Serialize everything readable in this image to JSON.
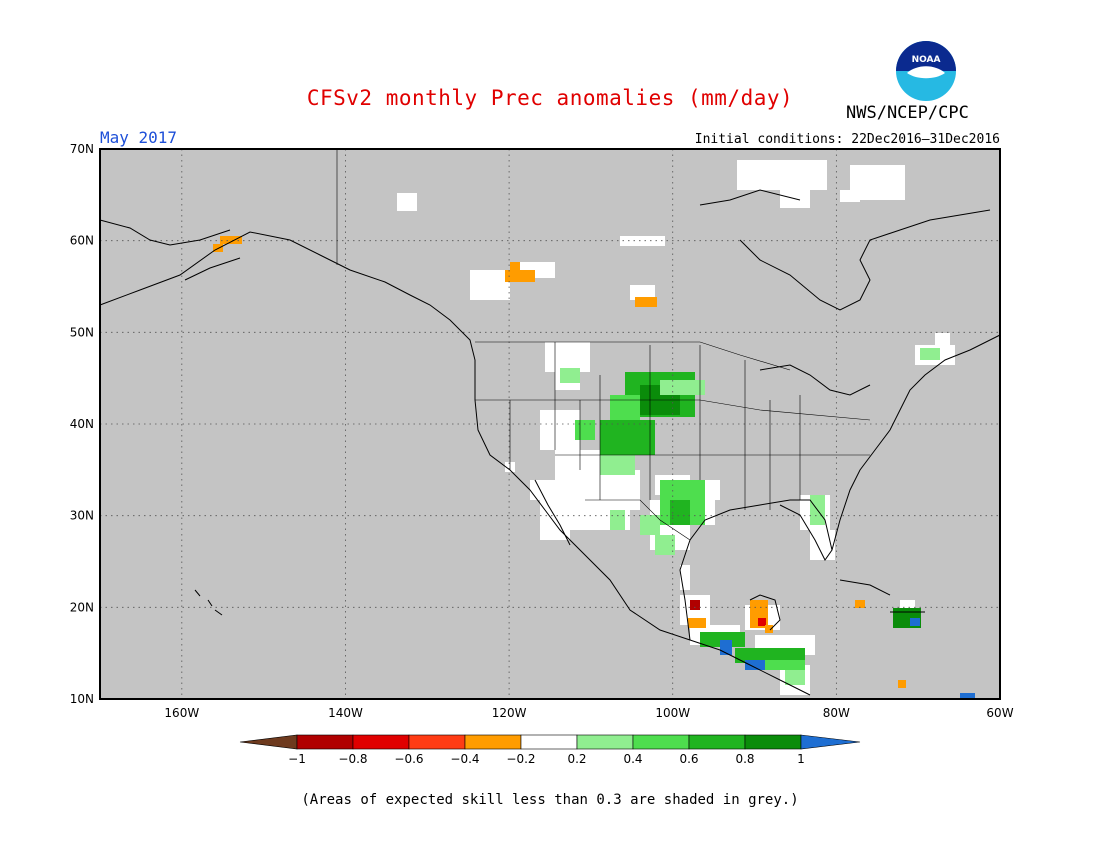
{
  "title": "CFSv2 monthly Prec anomalies (mm/day)",
  "valid_month": "May 2017",
  "initial_conditions": "Initial conditions: 22Dec2016–31Dec2016",
  "agency": "NWS/NCEP/CPC",
  "logo_text": "NOAA",
  "footnote": "(Areas of expected skill less than 0.3 are shaded in grey.)",
  "map": {
    "lon_range": [
      -170,
      -60
    ],
    "lat_range": [
      10,
      70
    ],
    "lat_labels": [
      {
        "lat": 70,
        "text": "70N"
      },
      {
        "lat": 60,
        "text": "60N"
      },
      {
        "lat": 50,
        "text": "50N"
      },
      {
        "lat": 40,
        "text": "40N"
      },
      {
        "lat": 30,
        "text": "30N"
      },
      {
        "lat": 20,
        "text": "20N"
      },
      {
        "lat": 10,
        "text": "10N"
      }
    ],
    "lon_labels": [
      {
        "lon": -160,
        "text": "160W"
      },
      {
        "lon": -140,
        "text": "140W"
      },
      {
        "lon": -120,
        "text": "120W"
      },
      {
        "lon": -100,
        "text": "100W"
      },
      {
        "lon": -80,
        "text": "80W"
      },
      {
        "lon": -60,
        "text": "60W"
      }
    ],
    "grey_color": "#c4c4c4"
  },
  "colorbar": {
    "labels": [
      "−1",
      "−0.8",
      "−0.6",
      "−0.4",
      "−0.2",
      "0.2",
      "0.4",
      "0.6",
      "0.8",
      "1"
    ],
    "colors": [
      "#6e3a1e",
      "#b00000",
      "#e00000",
      "#ff3c14",
      "#ff9c00",
      "#ffffff",
      "#90ee90",
      "#4ede4e",
      "#20b420",
      "#0a8c0a",
      "#1e6ed2"
    ]
  },
  "anomaly_regions": [
    {
      "id": "alaska-orange",
      "category": "-0.4",
      "color": "#ff9c00"
    },
    {
      "id": "nw-canada-orange",
      "category": "-0.4",
      "color": "#ff9c00"
    },
    {
      "id": "central-canada-orange",
      "category": "-0.4",
      "color": "#ff9c00"
    },
    {
      "id": "central-plains-green",
      "category": "0.6",
      "color": "#20b420"
    },
    {
      "id": "texas-green",
      "category": "0.4",
      "color": "#4ede4e"
    },
    {
      "id": "southeast-light-green",
      "category": "0.2",
      "color": "#90ee90"
    },
    {
      "id": "yucatan-orange",
      "category": "-0.4",
      "color": "#ff9c00"
    },
    {
      "id": "central-america-green",
      "category": "0.6",
      "color": "#20b420"
    },
    {
      "id": "hispaniola-green",
      "category": "0.8",
      "color": "#0a8c0a"
    }
  ]
}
....
_The exercise:_
All lines of the data above that include the word "green" must be shown.

_Answer for this exercise:_
      "id": "central-plains-green",
      "id": "texas-green",
      "id": "southeast-light-green",
      "id": "central-america-green",
      "id": "hispaniola-green",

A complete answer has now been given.